start Selected text

9.3 Defining a Matrix
9.4 Matrix Arithmetic
9.4.1 Matrix Addition
Matrix Subtraction
Matrix Multiplication 
Matrix Division
Matrix-Matrix Multiplication

In [8]:
from numpy import array
A = array([[1, 2, 3], [4, 5, 6]])  #Defining a Matrix
#print(A)

B = array([[2, 3, 7], [4, 8, 9]])
C = array([[2, 3, 7], [4, 8, 9], [3, 5, 8]])
D = array([3,9,7])
#print(A+B) # Matrix Addition
#print(B-A) #Matrix Subtraction
#print(B*A) #Matrix Multiplication 
#print(B/A) #Matrix Division
print(A.dot(D)) #Matrix-Matrix Multiplication
#print(C)
#print(D)
print(C.dot(D)) #Matrix-Vector Multiplication

[42 99]
[ 82 147 110]


# 10 Types of Matrices

10.2 Square Matrix -  
A square matrix is a matrix where the number of rows (n) is equivalent to the number of columns (m). e.g. n = m 

10.3 Symmetric Matrix
A symmetric matrix is a type of square matrix where the top-right triangle is the same as the bottom-left triangle.

            1 2 3 
     m =    2 1 2 
            3 2 1 
            
10.4 Triangular Matrix
A triangular matrix is a type of square matrix that has all values in the upper-right or lower-left of the matrix with the remaining elements filled with zero values.

end Selected text

What you will do
A) Say whether each statement agrees with the excerpt on matrices, answering yes or no and quoting the words that decide it: (i) a square matrix has as many rows as columns; (ii) a symmetric matrix need not be square; (iii) in a triangular matrix the remaining elements are filled with ones.
B) In the excerpt on matrices, what values is the array D defined with?
C) Please proceed with the excerpt on matrices from the point where it stops.
The records come from a separate source.

start Entries supplied

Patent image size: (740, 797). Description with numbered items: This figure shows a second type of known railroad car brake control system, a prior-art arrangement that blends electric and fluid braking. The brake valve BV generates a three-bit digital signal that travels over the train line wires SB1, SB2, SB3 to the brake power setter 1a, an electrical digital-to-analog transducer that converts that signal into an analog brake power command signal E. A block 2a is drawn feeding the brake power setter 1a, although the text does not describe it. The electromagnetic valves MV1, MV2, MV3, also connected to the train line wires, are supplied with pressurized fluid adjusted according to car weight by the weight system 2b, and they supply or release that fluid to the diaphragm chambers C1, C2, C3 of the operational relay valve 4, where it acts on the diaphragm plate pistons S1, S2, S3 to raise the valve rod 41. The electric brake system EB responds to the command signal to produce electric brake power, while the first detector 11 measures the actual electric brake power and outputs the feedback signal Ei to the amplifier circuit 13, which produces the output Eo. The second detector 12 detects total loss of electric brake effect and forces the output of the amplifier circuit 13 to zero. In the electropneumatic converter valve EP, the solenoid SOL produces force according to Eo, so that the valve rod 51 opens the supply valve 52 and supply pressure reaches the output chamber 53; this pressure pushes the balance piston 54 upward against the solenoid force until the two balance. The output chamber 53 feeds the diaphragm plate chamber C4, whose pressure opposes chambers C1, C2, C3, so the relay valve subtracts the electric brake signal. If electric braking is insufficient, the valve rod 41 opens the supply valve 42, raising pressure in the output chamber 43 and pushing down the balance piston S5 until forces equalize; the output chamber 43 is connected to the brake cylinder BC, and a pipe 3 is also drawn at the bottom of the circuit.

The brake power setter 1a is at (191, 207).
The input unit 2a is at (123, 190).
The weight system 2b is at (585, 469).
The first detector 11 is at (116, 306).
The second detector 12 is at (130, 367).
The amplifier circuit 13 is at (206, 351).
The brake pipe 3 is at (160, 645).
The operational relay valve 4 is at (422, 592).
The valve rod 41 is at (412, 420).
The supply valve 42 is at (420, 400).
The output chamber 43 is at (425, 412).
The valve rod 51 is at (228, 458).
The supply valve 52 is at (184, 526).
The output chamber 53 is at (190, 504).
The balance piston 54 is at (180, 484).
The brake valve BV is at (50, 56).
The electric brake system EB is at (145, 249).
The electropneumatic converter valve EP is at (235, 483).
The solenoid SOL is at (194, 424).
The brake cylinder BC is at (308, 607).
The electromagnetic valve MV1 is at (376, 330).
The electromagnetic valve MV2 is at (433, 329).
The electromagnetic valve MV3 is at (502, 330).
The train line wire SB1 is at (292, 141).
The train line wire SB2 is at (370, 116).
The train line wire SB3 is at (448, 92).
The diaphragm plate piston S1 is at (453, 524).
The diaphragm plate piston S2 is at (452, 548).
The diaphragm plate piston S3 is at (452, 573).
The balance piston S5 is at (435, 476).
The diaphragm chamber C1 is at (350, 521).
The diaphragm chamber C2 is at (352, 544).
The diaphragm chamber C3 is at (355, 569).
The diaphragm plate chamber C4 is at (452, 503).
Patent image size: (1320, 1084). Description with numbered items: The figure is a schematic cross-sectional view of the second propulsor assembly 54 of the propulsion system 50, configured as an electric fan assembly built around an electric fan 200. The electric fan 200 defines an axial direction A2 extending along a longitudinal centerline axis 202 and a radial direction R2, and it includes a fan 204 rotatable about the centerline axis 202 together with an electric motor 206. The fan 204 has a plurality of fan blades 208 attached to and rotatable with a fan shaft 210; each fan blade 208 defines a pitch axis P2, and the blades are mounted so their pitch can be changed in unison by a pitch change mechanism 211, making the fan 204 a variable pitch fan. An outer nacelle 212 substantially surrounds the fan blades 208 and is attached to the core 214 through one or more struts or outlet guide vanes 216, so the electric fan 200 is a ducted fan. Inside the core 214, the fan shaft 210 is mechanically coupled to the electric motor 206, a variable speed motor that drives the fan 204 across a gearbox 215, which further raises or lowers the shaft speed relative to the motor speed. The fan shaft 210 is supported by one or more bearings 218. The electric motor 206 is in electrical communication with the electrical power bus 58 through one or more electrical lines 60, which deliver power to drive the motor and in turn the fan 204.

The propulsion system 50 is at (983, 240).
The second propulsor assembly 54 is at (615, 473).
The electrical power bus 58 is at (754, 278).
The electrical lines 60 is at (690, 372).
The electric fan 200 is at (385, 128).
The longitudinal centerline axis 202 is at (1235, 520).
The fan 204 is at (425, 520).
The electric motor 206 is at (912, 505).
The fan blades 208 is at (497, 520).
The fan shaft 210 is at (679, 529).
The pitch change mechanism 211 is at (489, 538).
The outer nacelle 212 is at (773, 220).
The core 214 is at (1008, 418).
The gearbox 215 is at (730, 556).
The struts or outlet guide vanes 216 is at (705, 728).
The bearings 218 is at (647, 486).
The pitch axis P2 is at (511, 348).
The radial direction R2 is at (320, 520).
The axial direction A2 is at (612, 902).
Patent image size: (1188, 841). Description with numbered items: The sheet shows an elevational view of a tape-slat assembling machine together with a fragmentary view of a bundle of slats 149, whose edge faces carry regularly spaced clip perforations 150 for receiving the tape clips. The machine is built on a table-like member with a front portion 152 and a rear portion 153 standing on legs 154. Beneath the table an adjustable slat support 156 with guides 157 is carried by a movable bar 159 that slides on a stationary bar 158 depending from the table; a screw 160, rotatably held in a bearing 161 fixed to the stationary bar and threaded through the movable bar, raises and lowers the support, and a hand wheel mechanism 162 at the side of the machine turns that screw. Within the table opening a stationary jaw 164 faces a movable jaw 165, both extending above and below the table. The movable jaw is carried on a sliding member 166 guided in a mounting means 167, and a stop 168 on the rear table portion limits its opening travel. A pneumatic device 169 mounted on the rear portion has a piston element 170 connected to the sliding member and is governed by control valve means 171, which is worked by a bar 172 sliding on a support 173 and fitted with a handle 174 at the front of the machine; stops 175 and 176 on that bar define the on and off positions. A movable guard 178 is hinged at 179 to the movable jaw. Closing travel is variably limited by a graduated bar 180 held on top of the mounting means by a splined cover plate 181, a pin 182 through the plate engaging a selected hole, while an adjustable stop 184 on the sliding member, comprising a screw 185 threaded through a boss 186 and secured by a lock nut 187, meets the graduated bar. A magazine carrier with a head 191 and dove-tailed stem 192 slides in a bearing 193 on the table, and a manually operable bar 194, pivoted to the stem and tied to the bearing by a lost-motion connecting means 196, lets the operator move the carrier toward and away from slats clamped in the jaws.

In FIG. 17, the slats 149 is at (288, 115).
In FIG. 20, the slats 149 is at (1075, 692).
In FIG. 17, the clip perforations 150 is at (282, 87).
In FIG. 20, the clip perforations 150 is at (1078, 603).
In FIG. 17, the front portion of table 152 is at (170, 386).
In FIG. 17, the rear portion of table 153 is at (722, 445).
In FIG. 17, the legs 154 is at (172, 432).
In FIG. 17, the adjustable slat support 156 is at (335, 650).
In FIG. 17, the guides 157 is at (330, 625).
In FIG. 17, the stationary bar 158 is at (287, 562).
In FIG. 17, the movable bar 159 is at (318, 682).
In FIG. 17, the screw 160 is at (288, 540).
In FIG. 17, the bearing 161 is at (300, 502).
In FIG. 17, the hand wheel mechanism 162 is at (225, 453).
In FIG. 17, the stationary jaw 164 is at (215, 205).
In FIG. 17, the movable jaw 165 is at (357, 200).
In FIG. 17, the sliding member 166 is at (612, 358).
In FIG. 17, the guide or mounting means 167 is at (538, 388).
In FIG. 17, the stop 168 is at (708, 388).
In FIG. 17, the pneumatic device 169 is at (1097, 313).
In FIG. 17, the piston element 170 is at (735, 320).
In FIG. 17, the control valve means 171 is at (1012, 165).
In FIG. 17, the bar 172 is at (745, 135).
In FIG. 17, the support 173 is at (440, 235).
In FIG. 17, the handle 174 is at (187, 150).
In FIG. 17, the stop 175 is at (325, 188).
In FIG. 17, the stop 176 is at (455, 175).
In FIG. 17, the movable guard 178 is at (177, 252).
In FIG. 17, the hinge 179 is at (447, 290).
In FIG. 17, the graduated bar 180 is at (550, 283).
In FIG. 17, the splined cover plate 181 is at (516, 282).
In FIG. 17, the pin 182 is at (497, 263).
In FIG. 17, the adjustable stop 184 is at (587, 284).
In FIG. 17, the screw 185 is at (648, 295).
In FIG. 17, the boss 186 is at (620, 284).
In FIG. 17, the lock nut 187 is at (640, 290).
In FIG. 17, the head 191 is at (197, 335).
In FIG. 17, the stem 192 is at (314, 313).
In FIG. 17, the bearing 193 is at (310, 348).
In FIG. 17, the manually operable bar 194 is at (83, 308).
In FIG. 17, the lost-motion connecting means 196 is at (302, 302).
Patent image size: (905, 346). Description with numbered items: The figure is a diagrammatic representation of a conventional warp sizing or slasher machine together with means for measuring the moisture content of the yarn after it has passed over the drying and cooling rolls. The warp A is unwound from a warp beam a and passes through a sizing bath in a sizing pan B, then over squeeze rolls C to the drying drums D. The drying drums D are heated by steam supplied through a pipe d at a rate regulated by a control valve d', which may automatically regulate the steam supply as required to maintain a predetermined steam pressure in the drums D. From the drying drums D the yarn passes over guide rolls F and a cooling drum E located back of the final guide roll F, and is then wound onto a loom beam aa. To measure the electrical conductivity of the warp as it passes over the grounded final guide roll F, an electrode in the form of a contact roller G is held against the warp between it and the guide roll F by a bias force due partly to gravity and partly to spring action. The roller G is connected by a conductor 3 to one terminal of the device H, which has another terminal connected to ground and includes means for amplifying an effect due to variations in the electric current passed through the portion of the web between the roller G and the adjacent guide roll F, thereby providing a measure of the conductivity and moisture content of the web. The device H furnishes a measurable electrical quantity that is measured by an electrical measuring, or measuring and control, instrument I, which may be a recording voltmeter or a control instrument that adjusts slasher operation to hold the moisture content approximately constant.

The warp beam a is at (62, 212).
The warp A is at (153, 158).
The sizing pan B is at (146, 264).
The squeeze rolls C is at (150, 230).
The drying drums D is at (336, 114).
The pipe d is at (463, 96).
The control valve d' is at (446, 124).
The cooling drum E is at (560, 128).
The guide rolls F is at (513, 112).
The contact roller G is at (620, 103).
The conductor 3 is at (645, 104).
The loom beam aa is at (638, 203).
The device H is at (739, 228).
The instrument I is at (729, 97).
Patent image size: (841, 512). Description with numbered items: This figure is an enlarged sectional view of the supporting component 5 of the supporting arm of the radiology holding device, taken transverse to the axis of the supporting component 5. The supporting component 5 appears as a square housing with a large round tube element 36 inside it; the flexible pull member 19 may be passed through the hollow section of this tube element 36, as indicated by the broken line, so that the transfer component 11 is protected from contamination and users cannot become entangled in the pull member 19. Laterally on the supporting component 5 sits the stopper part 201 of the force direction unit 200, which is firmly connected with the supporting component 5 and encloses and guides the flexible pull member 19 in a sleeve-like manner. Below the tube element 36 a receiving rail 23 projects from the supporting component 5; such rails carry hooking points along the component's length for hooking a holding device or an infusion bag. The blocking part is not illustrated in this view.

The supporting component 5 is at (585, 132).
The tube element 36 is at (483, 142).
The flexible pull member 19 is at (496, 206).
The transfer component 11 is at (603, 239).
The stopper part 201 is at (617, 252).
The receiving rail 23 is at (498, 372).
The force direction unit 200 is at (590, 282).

end Entries supplied

Task-by-task outputs
A)
(i) Yes: "the number of rows (n) is equivalent to the number of columns (m)"
(ii) No: "A symmetric matrix is a type of square matrix"
(iii) No: "with the remaining elements filled with zero values"

B) D is defined as array([3,9,7]), holding the values 3, 9 and 7.

C)
                   1 2 3           1 0 0
              m =  0 2 3           1 2 0
                   0 0 3           1 2 3 

10.5 Diagonal Matrix
A diagonal matrix is one where values outside of the main diagonal have a zero value, where the main diagonal is taken from the top left of the matrix to the bottom right.

         1 0 0
    D  = 0 2 0
         0 0 3
         
10.6 Identity Matrix
An identity matrix is a square matrix that does not change a vector when multiplied. All of the scalar values along the main diagonal (top-left to bottom-right) have the value one, while all other values are zero.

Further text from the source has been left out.